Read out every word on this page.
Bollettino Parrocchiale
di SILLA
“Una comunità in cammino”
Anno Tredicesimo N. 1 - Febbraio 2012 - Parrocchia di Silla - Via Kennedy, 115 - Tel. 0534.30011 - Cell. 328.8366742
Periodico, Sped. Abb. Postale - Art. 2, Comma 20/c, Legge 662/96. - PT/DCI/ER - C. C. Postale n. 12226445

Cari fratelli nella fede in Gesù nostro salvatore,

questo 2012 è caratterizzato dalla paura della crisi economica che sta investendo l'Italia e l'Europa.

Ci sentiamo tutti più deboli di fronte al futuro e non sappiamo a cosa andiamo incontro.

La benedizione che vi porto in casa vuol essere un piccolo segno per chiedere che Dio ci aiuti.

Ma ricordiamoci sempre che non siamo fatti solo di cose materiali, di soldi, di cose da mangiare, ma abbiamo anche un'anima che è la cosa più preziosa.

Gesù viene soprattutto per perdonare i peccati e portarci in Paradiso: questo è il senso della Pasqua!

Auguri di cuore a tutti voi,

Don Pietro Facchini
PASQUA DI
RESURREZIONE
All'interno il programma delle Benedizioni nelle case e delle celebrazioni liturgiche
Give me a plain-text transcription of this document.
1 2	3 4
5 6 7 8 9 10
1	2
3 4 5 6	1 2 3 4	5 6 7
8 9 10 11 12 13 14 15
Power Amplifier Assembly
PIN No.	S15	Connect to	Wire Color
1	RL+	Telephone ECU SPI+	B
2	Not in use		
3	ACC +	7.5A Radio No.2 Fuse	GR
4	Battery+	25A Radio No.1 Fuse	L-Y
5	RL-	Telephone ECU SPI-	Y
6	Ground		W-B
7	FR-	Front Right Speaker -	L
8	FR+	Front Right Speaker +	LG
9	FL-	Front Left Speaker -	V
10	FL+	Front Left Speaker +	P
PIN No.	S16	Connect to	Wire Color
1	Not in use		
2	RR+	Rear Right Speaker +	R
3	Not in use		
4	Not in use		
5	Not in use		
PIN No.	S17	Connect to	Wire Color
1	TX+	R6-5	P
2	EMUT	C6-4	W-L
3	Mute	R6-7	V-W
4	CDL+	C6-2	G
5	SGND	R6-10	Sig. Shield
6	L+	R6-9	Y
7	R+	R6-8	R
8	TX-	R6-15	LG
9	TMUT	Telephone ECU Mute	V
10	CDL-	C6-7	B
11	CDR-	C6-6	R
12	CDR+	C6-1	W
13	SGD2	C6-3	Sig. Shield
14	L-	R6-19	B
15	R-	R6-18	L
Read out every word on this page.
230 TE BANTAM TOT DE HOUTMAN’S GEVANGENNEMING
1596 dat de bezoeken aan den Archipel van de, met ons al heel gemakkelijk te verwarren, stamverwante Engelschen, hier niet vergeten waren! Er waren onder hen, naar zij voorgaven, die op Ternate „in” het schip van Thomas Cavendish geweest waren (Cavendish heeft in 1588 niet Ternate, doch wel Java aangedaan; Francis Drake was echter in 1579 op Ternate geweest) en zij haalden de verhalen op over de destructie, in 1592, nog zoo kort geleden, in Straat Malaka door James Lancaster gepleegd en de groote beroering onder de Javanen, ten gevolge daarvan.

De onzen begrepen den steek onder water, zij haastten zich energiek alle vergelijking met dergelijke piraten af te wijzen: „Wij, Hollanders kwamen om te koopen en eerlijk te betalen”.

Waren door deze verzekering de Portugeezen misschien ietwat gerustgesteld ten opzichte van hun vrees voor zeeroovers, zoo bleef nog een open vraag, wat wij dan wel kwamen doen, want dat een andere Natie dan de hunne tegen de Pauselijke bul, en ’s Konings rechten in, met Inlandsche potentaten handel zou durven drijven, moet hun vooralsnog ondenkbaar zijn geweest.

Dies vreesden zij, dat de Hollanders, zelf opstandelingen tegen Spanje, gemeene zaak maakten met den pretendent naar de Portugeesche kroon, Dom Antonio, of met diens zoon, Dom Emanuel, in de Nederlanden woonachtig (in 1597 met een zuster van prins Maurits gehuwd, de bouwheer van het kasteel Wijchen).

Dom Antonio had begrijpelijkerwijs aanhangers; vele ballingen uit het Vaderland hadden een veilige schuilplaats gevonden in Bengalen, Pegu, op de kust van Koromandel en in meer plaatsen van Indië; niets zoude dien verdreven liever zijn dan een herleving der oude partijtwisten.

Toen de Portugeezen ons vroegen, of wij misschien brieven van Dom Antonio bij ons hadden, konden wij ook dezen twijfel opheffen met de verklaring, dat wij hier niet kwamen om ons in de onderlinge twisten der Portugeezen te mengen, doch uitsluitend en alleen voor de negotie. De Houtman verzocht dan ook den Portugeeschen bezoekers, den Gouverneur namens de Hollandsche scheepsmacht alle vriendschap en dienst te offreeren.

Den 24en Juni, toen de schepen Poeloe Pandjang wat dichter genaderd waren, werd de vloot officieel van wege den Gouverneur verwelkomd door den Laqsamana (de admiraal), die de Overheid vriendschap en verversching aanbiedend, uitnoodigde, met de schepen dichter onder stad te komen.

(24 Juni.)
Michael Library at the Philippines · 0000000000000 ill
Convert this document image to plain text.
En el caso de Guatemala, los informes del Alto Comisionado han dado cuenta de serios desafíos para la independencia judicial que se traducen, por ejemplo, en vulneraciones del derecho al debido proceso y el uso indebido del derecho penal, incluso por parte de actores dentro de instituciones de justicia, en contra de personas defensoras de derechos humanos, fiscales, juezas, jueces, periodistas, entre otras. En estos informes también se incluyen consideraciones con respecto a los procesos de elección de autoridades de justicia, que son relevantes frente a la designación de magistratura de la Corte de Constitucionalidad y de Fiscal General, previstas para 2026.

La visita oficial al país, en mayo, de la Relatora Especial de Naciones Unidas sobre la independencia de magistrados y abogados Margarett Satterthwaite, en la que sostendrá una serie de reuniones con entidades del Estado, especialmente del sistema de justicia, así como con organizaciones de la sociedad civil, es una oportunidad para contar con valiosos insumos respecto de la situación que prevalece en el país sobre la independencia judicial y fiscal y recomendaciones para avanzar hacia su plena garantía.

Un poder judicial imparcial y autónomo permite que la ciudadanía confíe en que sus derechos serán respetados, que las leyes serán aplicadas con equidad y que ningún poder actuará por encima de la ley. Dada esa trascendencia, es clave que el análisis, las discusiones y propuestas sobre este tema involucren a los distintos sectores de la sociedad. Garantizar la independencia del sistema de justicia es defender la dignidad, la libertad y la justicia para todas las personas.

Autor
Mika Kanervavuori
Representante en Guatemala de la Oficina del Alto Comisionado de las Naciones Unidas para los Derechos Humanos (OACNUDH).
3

• _OBJECTIVE_:
Your task is to return the full listing exactly as it was given.

• _THE COMPLETED TASK_:
Read out every word on this page.
Bollettino Parrocchiale
di SILLA
“Una comunità in cammino”
Anno Tredicesimo N. 1 - Febbraio 2012 - Parrocchia di Silla - Via Kennedy, 115 - Tel. 0534.30011 - Cell. 328.8366742
Periodico, Sped. Abb. Postale - Art. 2, Comma 20/c, Legge 662/96. - PT/DCI/ER - C. C. Postale n. 12226445

Cari fratelli nella fede in Gesù nostro salvatore,

questo 2012 è caratterizzato dalla paura della crisi economica che sta investendo l'Italia e l'Europa.

Ci sentiamo tutti più deboli di fronte al futuro e non sappiamo a cosa andiamo incontro.

La benedizione che vi porto in casa vuol essere un piccolo segno per chiedere che Dio ci aiuti.

Ma ricordiamoci sempre che non siamo fatti solo di cose materiali, di soldi, di cose da mangiare, ma abbiamo anche un'anima che è la cosa più preziosa.

Gesù viene soprattutto per perdonare i peccati e portarci in Paradiso: questo è il senso della Pasqua!

Auguri di cuore a tutti voi,

Don Pietro Facchini
PASQUA DI
RESURREZIONE
All'interno il programma delle Benedizioni nelle case e delle celebrazioni liturgiche
Give me a plain-text transcription of this document.
1 2	3 4
5 6 7 8 9 10
1	2
3 4 5 6	1 2 3 4	5 6 7
8 9 10 11 12 13 14 15
Power Amplifier Assembly
PIN No.	S15	Connect to	Wire Color
1	RL+	Telephone ECU SPI+	B
2	Not in use		
3	ACC +	7.5A Radio No.2 Fuse	GR
4	Battery+	25A Radio No.1 Fuse	L-Y
5	RL-	Telephone ECU SPI-	Y
6	Ground		W-B
7	FR-	Front Right Speaker -	L
8	FR+	Front Right Speaker +	LG
9	FL-	Front Left Speaker -	V
10	FL+	Front Left Speaker +	P
PIN No.	S16	Connect to	Wire Color
1	Not in use		
2	RR+	Rear Right Speaker +	R
3	Not in use		
4	Not in use		
5	Not in use		
PIN No.	S17	Connect to	Wire Color
1	TX+	R6-5	P
2	EMUT	C6-4	W-L
3	Mute	R6-7	V-W
4	CDL+	C6-2	G
5	SGND	R6-10	Sig. Shield
6	L+	R6-9	Y
7	R+	R6-8	R
8	TX-	R6-15	LG
9	TMUT	Telephone ECU Mute	V
10	CDL-	C6-7	B
11	CDR-	C6-6	R
12	CDR+	C6-1	W
13	SGD2	C6-3	Sig. Shield
14	L-	R6-19	B
15	R-	R6-18	L
Read out every word on this page.
230 TE BANTAM TOT DE HOUTMAN’S GEVANGENNEMING
1596 dat de bezoeken aan den Archipel van de, met ons al heel gemakkelijk te verwarren, stamverwante Engelschen, hier niet vergeten waren! Er waren onder hen, naar zij voorgaven, die op Ternate „in” het schip van Thomas Cavendish geweest waren (Cavendish heeft in 1588 niet Ternate, doch wel Java aangedaan; Francis Drake was echter in 1579 op Ternate geweest) en zij haalden de verhalen op over de destructie, in 1592, nog zoo kort geleden, in Straat Malaka door James Lancaster gepleegd en de groote beroering onder de Javanen, ten gevolge daarvan.

De onzen begrepen den steek onder water, zij haastten zich energiek alle vergelijking met dergelijke piraten af te wijzen: „Wij, Hollanders kwamen om te koopen en eerlijk te betalen”.

Waren door deze verzekering de Portugeezen misschien ietwat gerustgesteld ten opzichte van hun vrees voor zeeroovers, zoo bleef nog een open vraag, wat wij dan wel kwamen doen, want dat een andere Natie dan de hunne tegen de Pauselijke bul, en ’s Konings rechten in, met Inlandsche potentaten handel zou durven drijven, moet hun vooralsnog ondenkbaar zijn geweest.

Dies vreesden zij, dat de Hollanders, zelf opstandelingen tegen Spanje, gemeene zaak maakten met den pretendent naar de Portugeesche kroon, Dom Antonio, of met diens zoon, Dom Emanuel, in de Nederlanden woonachtig (in 1597 met een zuster van prins Maurits gehuwd, de bouwheer van het kasteel Wijchen).

Dom Antonio had begrijpelijkerwijs aanhangers; vele ballingen uit het Vaderland hadden een veilige schuilplaats gevonden in Bengalen, Pegu, op de kust van Koromandel en in meer plaatsen van Indië; niets zoude dien verdreven liever zijn dan een herleving der oude partijtwisten.

Toen de Portugeezen ons vroegen, of wij misschien brieven van Dom Antonio bij ons hadden, konden wij ook dezen twijfel opheffen met de verklaring, dat wij hier niet kwamen om ons in de onderlinge twisten der Portugeezen te mengen, doch uitsluitend en alleen voor de negotie. De Houtman verzocht dan ook den Portugeeschen bezoekers, den Gouverneur namens de Hollandsche scheepsmacht alle vriendschap en dienst te offreeren.

Den 24en Juni, toen de schepen Poeloe Pandjang wat dichter genaderd waren, werd de vloot officieel van wege den Gouverneur verwelkomd door den Laqsamana (de admiraal), die de Overheid vriendschap en verversching aanbiedend, uitnoodigde, met de schepen dichter onder stad te komen.

(24 Juni.)
Michael Library at the Philippines · 0000000000000 ill
Convert this document image to plain text.
En el caso de Guatemala, los informes del Alto Comisionado han dado cuenta de serios desafíos para la independencia judicial que se traducen, por ejemplo, en vulneraciones del derecho al debido proceso y el uso indebido del derecho penal, incluso por parte de actores dentro de instituciones de justicia, en contra de personas defensoras de derechos humanos, fiscales, juezas, jueces, periodistas, entre otras. En estos informes también se incluyen consideraciones con respecto a los procesos de elección de autoridades de justicia, que son relevantes frente a la designación de magistratura de la Corte de Constitucionalidad y de Fiscal General, previstas para 2026.

La visita oficial al país, en mayo, de la Relatora Especial de Naciones Unidas sobre la independencia de magistrados y abogados Margarett Satterthwaite, en la que sostendrá una serie de reuniones con entidades del Estado, especialmente del sistema de justicia, así como con organizaciones de la sociedad civil, es una oportunidad para contar con valiosos insumos respecto de la situación que prevalece en el país sobre la independencia judicial y fiscal y recomendaciones para avanzar hacia su plena garantía.

Un poder judicial imparcial y autónomo permite que la ciudadanía confíe en que sus derechos serán respetados, que las leyes serán aplicadas con equidad y que ningún poder actuará por encima de la ley. Dada esa trascendencia, es clave que el análisis, las discusiones y propuestas sobre este tema involucren a los distintos sectores de la sociedad. Garantizar la independencia del sistema de justicia es defender la dignidad, la libertad y la justicia para todas las personas.

Autor
Mika Kanervavuori
Representante en Guatemala de la Oficina del Alto Comisionado de las Naciones Unidas para los Derechos Humanos (OACNUDH).
3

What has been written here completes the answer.